-------- Entries --------

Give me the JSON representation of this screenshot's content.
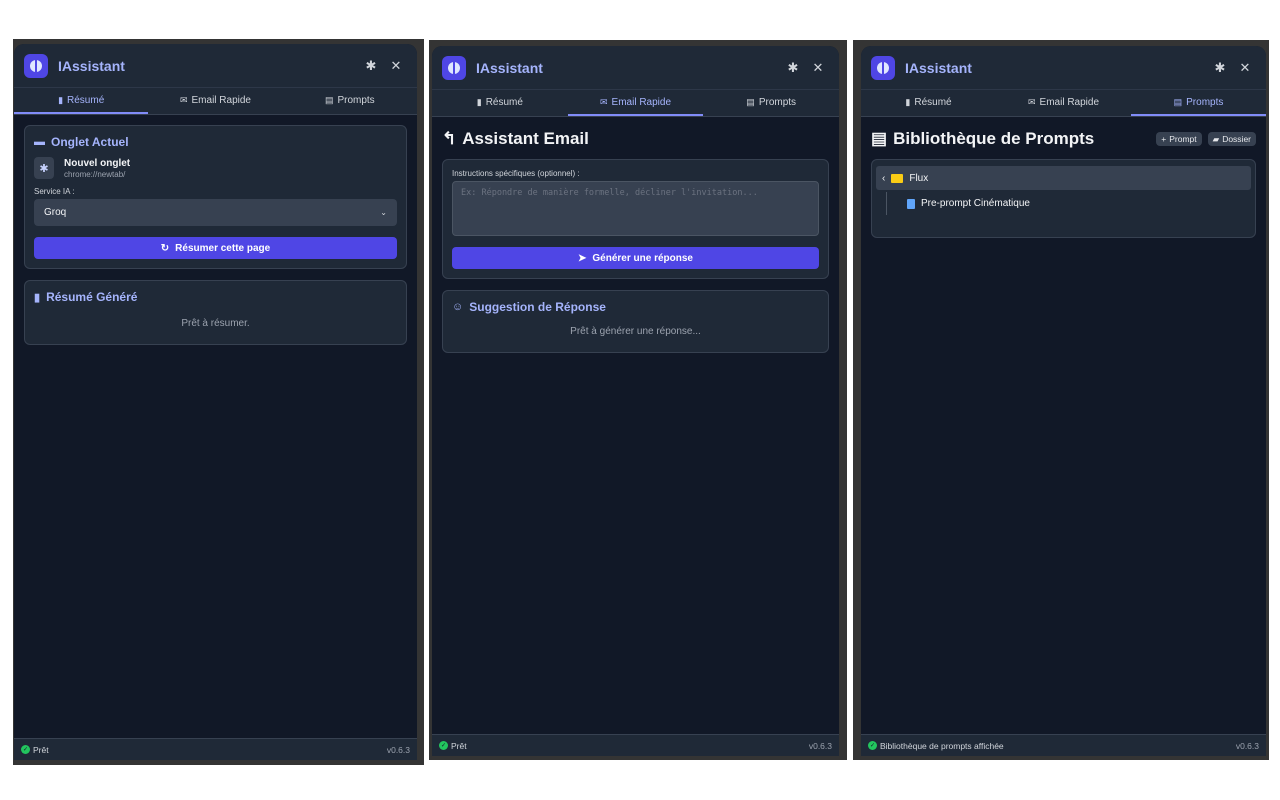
{
  "colors": {
    "accent": "#4f46e5",
    "accent_text": "#a5b4fc",
    "panel_bg": "#111827",
    "card_bg": "#1f2937",
    "status_ok": "#22c55e",
    "folder": "#facc15"
  },
  "common": {
    "app_title": "IAssistant",
    "icons": {
      "logo": "brain-icon",
      "settings": "gear-icon",
      "close": "close-icon"
    },
    "version": "v0.6.3",
    "tabs": [
      {
        "label": "Résumé",
        "icon": "file-icon"
      },
      {
        "label": "Email Rapide",
        "icon": "envelope-icon"
      },
      {
        "label": "Prompts",
        "icon": "list-icon"
      }
    ]
  },
  "panel1": {
    "current_tab_card": {
      "title": "Onglet Actuel",
      "tab_name": "Nouvel onglet",
      "tab_url": "chrome://newtab/",
      "service_label": "Service IA :",
      "service_value": "Groq",
      "summarize_button": "Résumer cette page"
    },
    "summary_card": {
      "title": "Résumé Généré",
      "placeholder": "Prêt à résumer."
    },
    "status": "Prêt"
  },
  "panel2": {
    "title": "Assistant Email",
    "instructions_label": "Instructions spécifiques (optionnel) :",
    "instructions_placeholder": "Ex: Répondre de manière formelle, décliner l'invitation...",
    "generate_button": "Générer une réponse",
    "suggestion_card": {
      "title": "Suggestion de Réponse",
      "placeholder": "Prêt à générer une réponse..."
    },
    "status": "Prêt"
  },
  "panel3": {
    "title": "Bibliothèque de Prompts",
    "add_prompt_button": "Prompt",
    "add_folder_button": "Dossier",
    "tree": {
      "folder": "Flux",
      "items": [
        "Pre-prompt Cinématique"
      ]
    },
    "status": "Bibliothèque de prompts affichée"
  }
}
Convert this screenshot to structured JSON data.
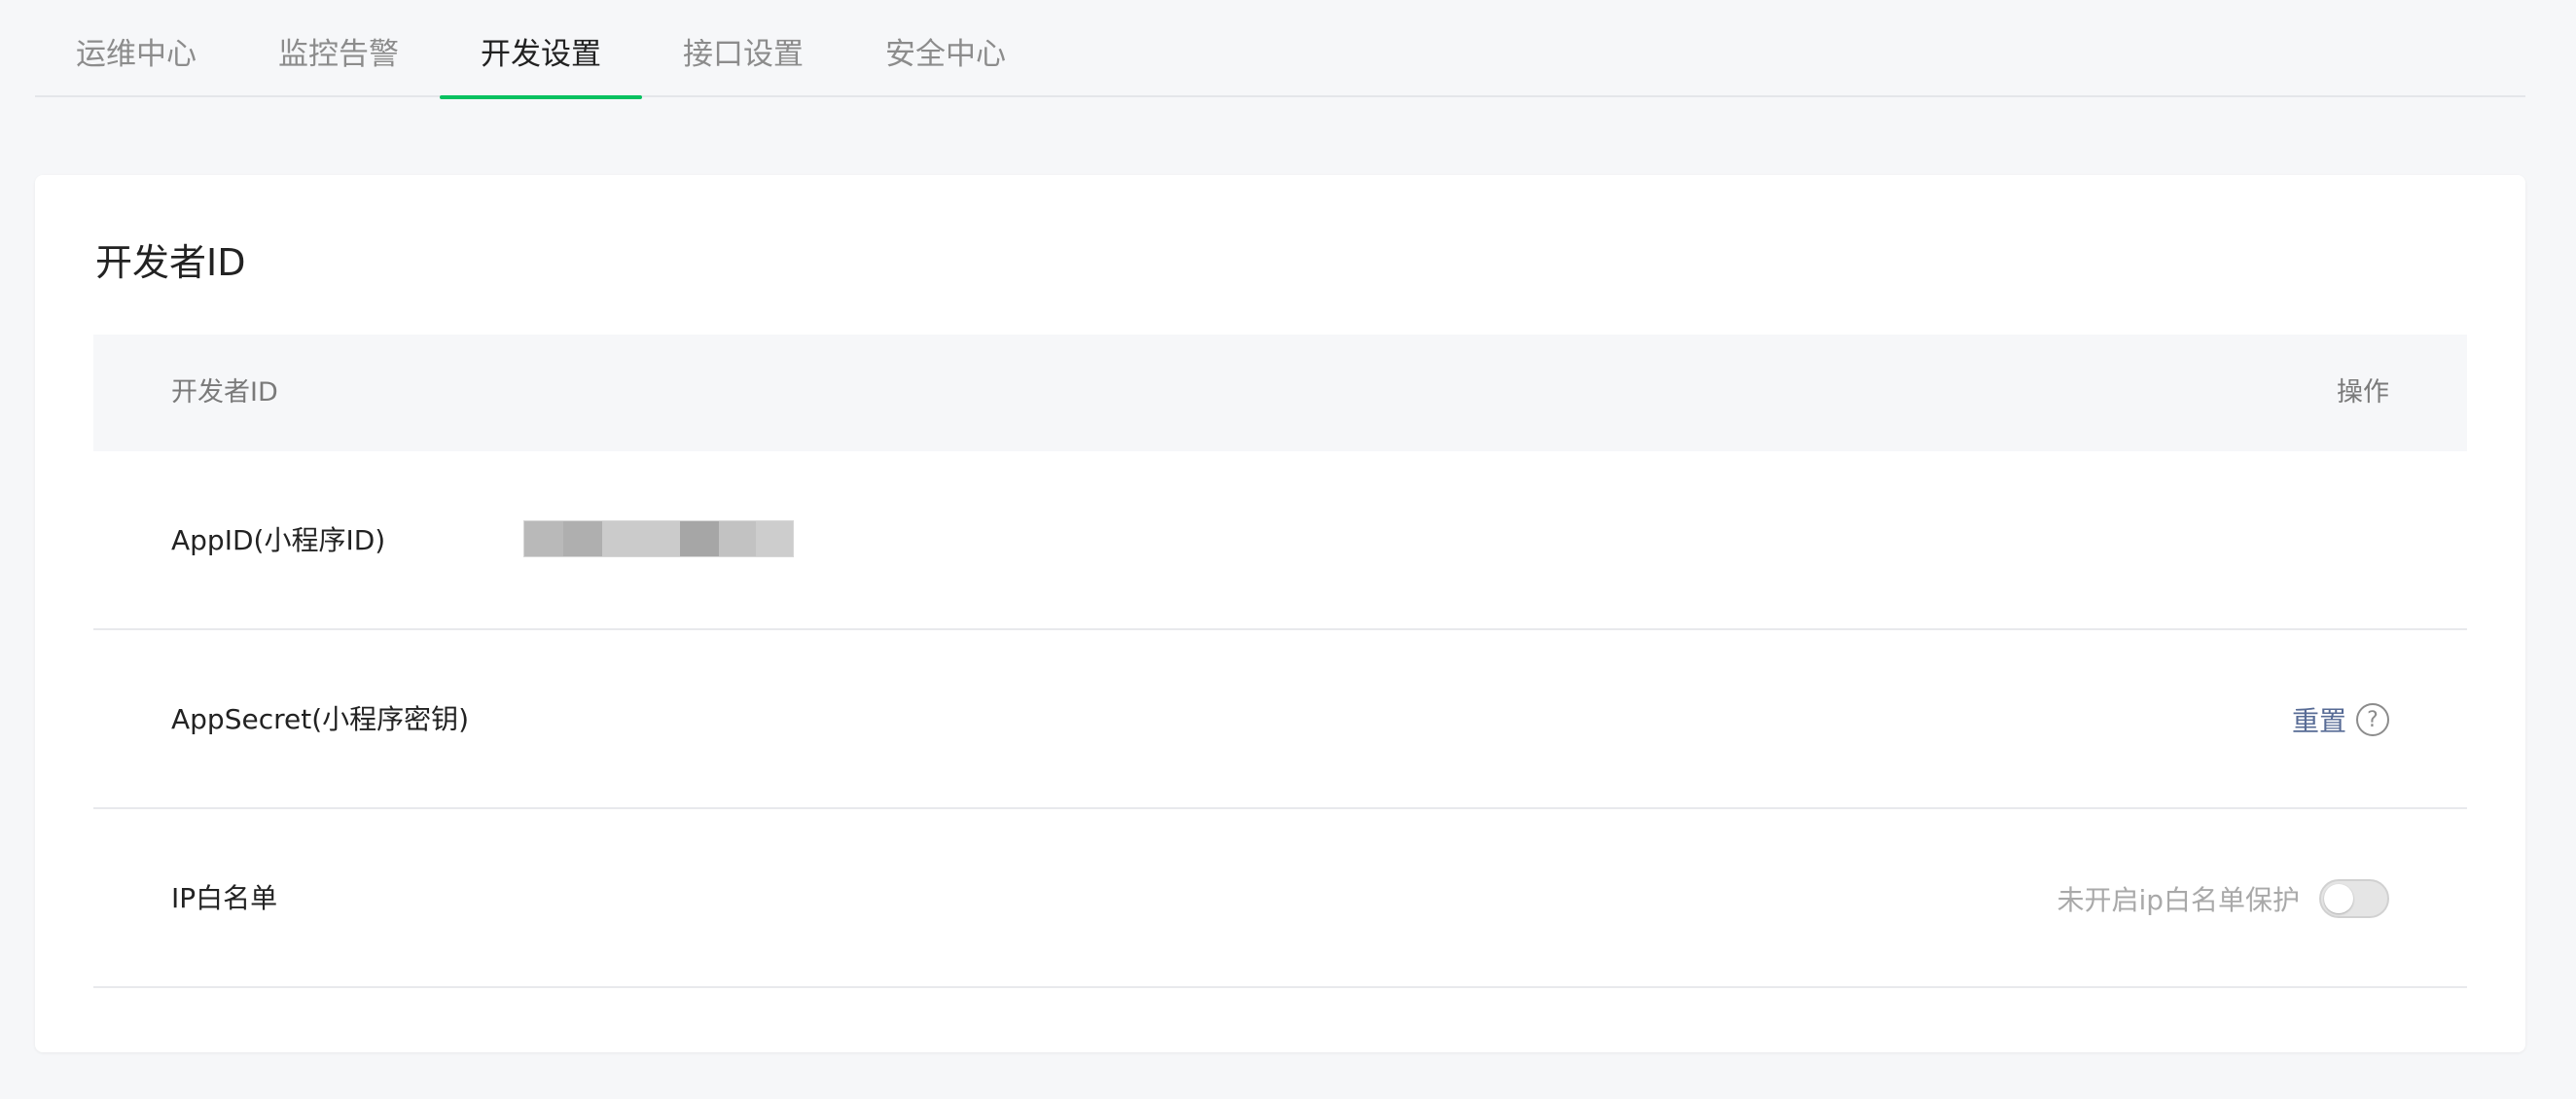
{
  "tabs": [
    {
      "label": "运维中心",
      "active": false
    },
    {
      "label": "监控告警",
      "active": false
    },
    {
      "label": "开发设置",
      "active": true
    },
    {
      "label": "接口设置",
      "active": false
    },
    {
      "label": "安全中心",
      "active": false
    }
  ],
  "section": {
    "title": "开发者ID",
    "table": {
      "header_left": "开发者ID",
      "header_right": "操作"
    },
    "rows": {
      "appid": {
        "label": "AppID(小程序ID)"
      },
      "appsecret": {
        "label": "AppSecret(小程序密钥)",
        "action_label": "重置",
        "help_icon": "?"
      },
      "ip_whitelist": {
        "label": "IP白名单",
        "status_text": "未开启ip白名单保护",
        "toggle_on": false
      }
    }
  },
  "colors": {
    "accent": "#07c160",
    "link": "#576b95",
    "background": "#f6f7f9"
  }
}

--------

Task statement:
Pictures in the records should not appear in your copy, but everything else must be transcribed exactly.

Answer:
Give me the JSON representation of this screenshot's content.
{
  "colors": {
    "accent": "#4f46e5",
    "accent_text": "#a5b4fc",
    "panel_bg": "#111827",
    "card_bg": "#1f2937",
    "status_ok": "#22c55e",
    "folder": "#facc15"
  },
  "common": {
    "app_title": "IAssistant",
    "icons": {
      "logo": "brain-icon",
      "settings": "gear-icon",
      "close": "close-icon"
    },
    "version": "v0.6.3",
    "tabs": [
      {
        "label": "Résumé",
        "icon": "file-icon"
      },
      {
        "label": "Email Rapide",
        "icon": "envelope-icon"
      },
      {
        "label": "Prompts",
        "icon": "list-icon"
      }
    ]
  },
  "panel1": {
    "current_tab_card": {
      "title": "Onglet Actuel",
      "tab_name": "Nouvel onglet",
      "tab_url": "chrome://newtab/",
      "service_label": "Service IA :",
      "service_value": "Groq",
      "summarize_button": "Résumer cette page"
    },
    "summary_card": {
      "title": "Résumé Généré",
      "placeholder": "Prêt à résumer."
    },
    "status": "Prêt"
  },
  "panel2": {
    "title": "Assistant Email",
    "instructions_label": "Instructions spécifiques (optionnel) :",
    "instructions_placeholder": "Ex: Répondre de manière formelle, décliner l'invitation...",
    "generate_button": "Générer une réponse",
    "suggestion_card": {
      "title": "Suggestion de Réponse",
      "placeholder": "Prêt à générer une réponse..."
    },
    "status": "Prêt"
  },
  "panel3": {
    "title": "Bibliothèque de Prompts",
    "add_prompt_button": "Prompt",
    "add_folder_button": "Dossier",
    "tree": {
      "folder": "Flux",
      "items": [
        "Pre-prompt Cinématique"
      ]
    },
    "status": "Bibliothèque de prompts affichée"
  }
}
Convert this screenshot to structured JSON data.
{
  "tabs": [
    {
      "label": "运维中心",
      "active": false
    },
    {
      "label": "监控告警",
      "active": false
    },
    {
      "label": "开发设置",
      "active": true
    },
    {
      "label": "接口设置",
      "active": false
    },
    {
      "label": "安全中心",
      "active": false
    }
  ],
  "section": {
    "title": "开发者ID",
    "table": {
      "header_left": "开发者ID",
      "header_right": "操作"
    },
    "rows": {
      "appid": {
        "label": "AppID(小程序ID)"
      },
      "appsecret": {
        "label": "AppSecret(小程序密钥)",
        "action_label": "重置",
        "help_icon": "?"
      },
      "ip_whitelist": {
        "label": "IP白名单",
        "status_text": "未开启ip白名单保护",
        "toggle_on": false
      }
    }
  },
  "colors": {
    "accent": "#07c160",
    "link": "#576b95",
    "background": "#f6f7f9"
  }
}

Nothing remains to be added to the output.